TASK GOAL: Quote every line below exactly and skip any picture.

[Extracted data entries]

+ + + + +

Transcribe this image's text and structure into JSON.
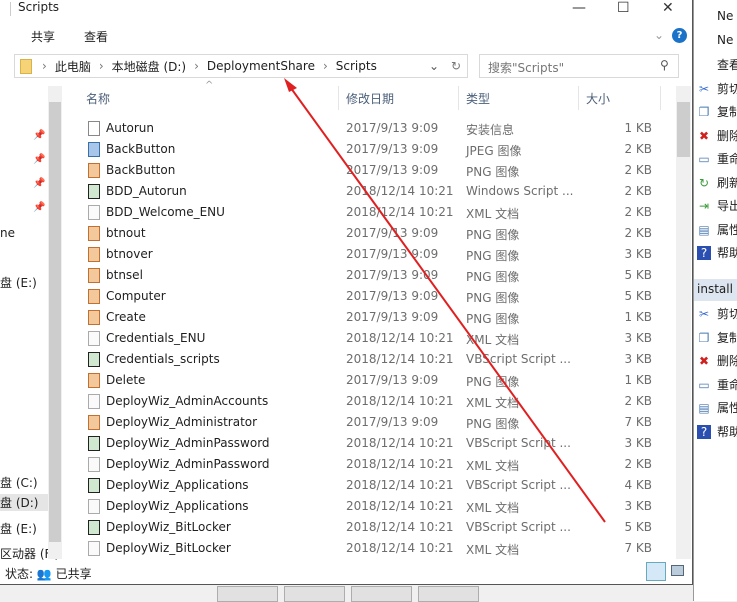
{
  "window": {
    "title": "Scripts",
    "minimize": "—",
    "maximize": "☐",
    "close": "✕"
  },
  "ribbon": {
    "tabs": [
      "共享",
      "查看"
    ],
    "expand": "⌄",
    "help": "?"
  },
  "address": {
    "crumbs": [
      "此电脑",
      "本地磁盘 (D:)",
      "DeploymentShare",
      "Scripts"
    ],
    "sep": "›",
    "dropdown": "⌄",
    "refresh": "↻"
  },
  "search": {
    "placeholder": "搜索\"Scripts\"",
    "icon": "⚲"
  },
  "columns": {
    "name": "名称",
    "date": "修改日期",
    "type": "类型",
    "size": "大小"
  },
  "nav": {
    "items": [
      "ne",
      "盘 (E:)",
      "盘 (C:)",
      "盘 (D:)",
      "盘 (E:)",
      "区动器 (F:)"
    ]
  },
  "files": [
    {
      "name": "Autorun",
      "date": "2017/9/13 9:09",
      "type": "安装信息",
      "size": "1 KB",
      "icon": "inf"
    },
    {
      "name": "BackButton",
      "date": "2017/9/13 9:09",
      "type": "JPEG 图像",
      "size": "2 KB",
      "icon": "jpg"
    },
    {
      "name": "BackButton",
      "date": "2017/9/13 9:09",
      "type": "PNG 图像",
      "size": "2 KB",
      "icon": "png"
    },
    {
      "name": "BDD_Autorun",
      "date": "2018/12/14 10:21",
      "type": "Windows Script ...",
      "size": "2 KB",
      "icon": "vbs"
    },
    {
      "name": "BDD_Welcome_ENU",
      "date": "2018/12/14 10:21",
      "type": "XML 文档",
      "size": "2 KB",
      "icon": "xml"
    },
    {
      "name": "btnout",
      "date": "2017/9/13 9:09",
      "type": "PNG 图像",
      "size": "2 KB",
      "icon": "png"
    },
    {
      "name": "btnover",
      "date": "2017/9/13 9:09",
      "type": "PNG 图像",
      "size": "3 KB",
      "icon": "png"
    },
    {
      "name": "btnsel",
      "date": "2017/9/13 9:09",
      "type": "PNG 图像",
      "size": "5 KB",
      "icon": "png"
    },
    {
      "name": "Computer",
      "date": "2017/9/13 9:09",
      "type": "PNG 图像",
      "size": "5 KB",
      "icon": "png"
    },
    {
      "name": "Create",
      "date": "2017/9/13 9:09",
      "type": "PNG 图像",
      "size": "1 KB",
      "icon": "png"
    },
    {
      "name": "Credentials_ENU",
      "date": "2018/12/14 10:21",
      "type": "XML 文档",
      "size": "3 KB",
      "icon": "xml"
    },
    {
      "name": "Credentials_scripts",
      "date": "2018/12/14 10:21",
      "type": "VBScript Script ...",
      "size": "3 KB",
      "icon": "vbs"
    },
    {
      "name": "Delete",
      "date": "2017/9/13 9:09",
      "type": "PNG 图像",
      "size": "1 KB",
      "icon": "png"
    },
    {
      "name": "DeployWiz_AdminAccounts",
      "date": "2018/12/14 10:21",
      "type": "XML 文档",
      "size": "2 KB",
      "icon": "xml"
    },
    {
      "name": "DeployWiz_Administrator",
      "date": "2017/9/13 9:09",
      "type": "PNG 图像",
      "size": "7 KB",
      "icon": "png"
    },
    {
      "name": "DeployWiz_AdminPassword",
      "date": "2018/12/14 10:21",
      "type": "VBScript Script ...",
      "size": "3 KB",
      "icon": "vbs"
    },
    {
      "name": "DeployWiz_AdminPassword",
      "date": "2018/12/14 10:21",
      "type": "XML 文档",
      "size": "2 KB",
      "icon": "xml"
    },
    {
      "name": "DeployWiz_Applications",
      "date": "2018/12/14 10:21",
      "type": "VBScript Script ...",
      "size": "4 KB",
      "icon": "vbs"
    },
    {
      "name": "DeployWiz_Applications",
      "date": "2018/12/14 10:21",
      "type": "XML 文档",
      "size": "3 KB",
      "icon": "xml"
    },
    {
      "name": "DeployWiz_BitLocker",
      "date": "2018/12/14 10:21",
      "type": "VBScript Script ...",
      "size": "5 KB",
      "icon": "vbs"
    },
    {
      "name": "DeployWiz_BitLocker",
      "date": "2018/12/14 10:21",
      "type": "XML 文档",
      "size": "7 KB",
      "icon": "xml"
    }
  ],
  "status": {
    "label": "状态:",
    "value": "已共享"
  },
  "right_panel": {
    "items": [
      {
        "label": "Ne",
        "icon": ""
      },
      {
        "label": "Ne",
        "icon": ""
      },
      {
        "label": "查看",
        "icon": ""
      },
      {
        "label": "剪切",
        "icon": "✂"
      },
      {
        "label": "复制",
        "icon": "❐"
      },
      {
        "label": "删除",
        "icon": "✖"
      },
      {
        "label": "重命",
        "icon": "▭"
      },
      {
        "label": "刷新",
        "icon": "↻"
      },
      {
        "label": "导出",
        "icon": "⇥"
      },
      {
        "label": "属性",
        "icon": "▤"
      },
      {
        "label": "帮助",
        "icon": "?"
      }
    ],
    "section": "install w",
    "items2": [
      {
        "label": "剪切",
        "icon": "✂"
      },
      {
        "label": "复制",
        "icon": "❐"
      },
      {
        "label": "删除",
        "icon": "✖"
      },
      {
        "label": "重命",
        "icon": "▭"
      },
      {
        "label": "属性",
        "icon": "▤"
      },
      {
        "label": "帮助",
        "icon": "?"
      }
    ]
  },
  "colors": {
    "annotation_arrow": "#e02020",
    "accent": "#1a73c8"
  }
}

+ + + + +

TASK RESPONSE:
Transcribe this image's text and structure into JSON.
{
  "window": {
    "title": "Scripts",
    "minimize": "—",
    "maximize": "☐",
    "close": "✕"
  },
  "ribbon": {
    "tabs": [
      "共享",
      "查看"
    ],
    "expand": "⌄",
    "help": "?"
  },
  "address": {
    "crumbs": [
      "此电脑",
      "本地磁盘 (D:)",
      "DeploymentShare",
      "Scripts"
    ],
    "sep": "›",
    "dropdown": "⌄",
    "refresh": "↻"
  },
  "search": {
    "placeholder": "搜索\"Scripts\"",
    "icon": "⚲"
  },
  "columns": {
    "name": "名称",
    "date": "修改日期",
    "type": "类型",
    "size": "大小"
  },
  "nav": {
    "items": [
      "ne",
      "盘 (E:)",
      "盘 (C:)",
      "盘 (D:)",
      "盘 (E:)",
      "区动器 (F:)"
    ]
  },
  "files": [
    {
      "name": "Autorun",
      "date": "2017/9/13 9:09",
      "type": "安装信息",
      "size": "1 KB",
      "icon": "inf"
    },
    {
      "name": "BackButton",
      "date": "2017/9/13 9:09",
      "type": "JPEG 图像",
      "size": "2 KB",
      "icon": "jpg"
    },
    {
      "name": "BackButton",
      "date": "2017/9/13 9:09",
      "type": "PNG 图像",
      "size": "2 KB",
      "icon": "png"
    },
    {
      "name": "BDD_Autorun",
      "date": "2018/12/14 10:21",
      "type": "Windows Script ...",
      "size": "2 KB",
      "icon": "vbs"
    },
    {
      "name": "BDD_Welcome_ENU",
      "date": "2018/12/14 10:21",
      "type": "XML 文档",
      "size": "2 KB",
      "icon": "xml"
    },
    {
      "name": "btnout",
      "date": "2017/9/13 9:09",
      "type": "PNG 图像",
      "size": "2 KB",
      "icon": "png"
    },
    {
      "name": "btnover",
      "date": "2017/9/13 9:09",
      "type": "PNG 图像",
      "size": "3 KB",
      "icon": "png"
    },
    {
      "name": "btnsel",
      "date": "2017/9/13 9:09",
      "type": "PNG 图像",
      "size": "5 KB",
      "icon": "png"
    },
    {
      "name": "Computer",
      "date": "2017/9/13 9:09",
      "type": "PNG 图像",
      "size": "5 KB",
      "icon": "png"
    },
    {
      "name": "Create",
      "date": "2017/9/13 9:09",
      "type": "PNG 图像",
      "size": "1 KB",
      "icon": "png"
    },
    {
      "name": "Credentials_ENU",
      "date": "2018/12/14 10:21",
      "type": "XML 文档",
      "size": "3 KB",
      "icon": "xml"
    },
    {
      "name": "Credentials_scripts",
      "date": "2018/12/14 10:21",
      "type": "VBScript Script ...",
      "size": "3 KB",
      "icon": "vbs"
    },
    {
      "name": "Delete",
      "date": "2017/9/13 9:09",
      "type": "PNG 图像",
      "size": "1 KB",
      "icon": "png"
    },
    {
      "name": "DeployWiz_AdminAccounts",
      "date": "2018/12/14 10:21",
      "type": "XML 文档",
      "size": "2 KB",
      "icon": "xml"
    },
    {
      "name": "DeployWiz_Administrator",
      "date": "2017/9/13 9:09",
      "type": "PNG 图像",
      "size": "7 KB",
      "icon": "png"
    },
    {
      "name": "DeployWiz_AdminPassword",
      "date": "2018/12/14 10:21",
      "type": "VBScript Script ...",
      "size": "3 KB",
      "icon": "vbs"
    },
    {
      "name": "DeployWiz_AdminPassword",
      "date": "2018/12/14 10:21",
      "type": "XML 文档",
      "size": "2 KB",
      "icon": "xml"
    },
    {
      "name": "DeployWiz_Applications",
      "date": "2018/12/14 10:21",
      "type": "VBScript Script ...",
      "size": "4 KB",
      "icon": "vbs"
    },
    {
      "name": "DeployWiz_Applications",
      "date": "2018/12/14 10:21",
      "type": "XML 文档",
      "size": "3 KB",
      "icon": "xml"
    },
    {
      "name": "DeployWiz_BitLocker",
      "date": "2018/12/14 10:21",
      "type": "VBScript Script ...",
      "size": "5 KB",
      "icon": "vbs"
    },
    {
      "name": "DeployWiz_BitLocker",
      "date": "2018/12/14 10:21",
      "type": "XML 文档",
      "size": "7 KB",
      "icon": "xml"
    }
  ],
  "status": {
    "label": "状态:",
    "value": "已共享"
  },
  "right_panel": {
    "items": [
      {
        "label": "Ne",
        "icon": ""
      },
      {
        "label": "Ne",
        "icon": ""
      },
      {
        "label": "查看",
        "icon": ""
      },
      {
        "label": "剪切",
        "icon": "✂"
      },
      {
        "label": "复制",
        "icon": "❐"
      },
      {
        "label": "删除",
        "icon": "✖"
      },
      {
        "label": "重命",
        "icon": "▭"
      },
      {
        "label": "刷新",
        "icon": "↻"
      },
      {
        "label": "导出",
        "icon": "⇥"
      },
      {
        "label": "属性",
        "icon": "▤"
      },
      {
        "label": "帮助",
        "icon": "?"
      }
    ],
    "section": "install w",
    "items2": [
      {
        "label": "剪切",
        "icon": "✂"
      },
      {
        "label": "复制",
        "icon": "❐"
      },
      {
        "label": "删除",
        "icon": "✖"
      },
      {
        "label": "重命",
        "icon": "▭"
      },
      {
        "label": "属性",
        "icon": "▤"
      },
      {
        "label": "帮助",
        "icon": "?"
      }
    ]
  },
  "colors": {
    "annotation_arrow": "#e02020",
    "accent": "#1a73c8"
  }
}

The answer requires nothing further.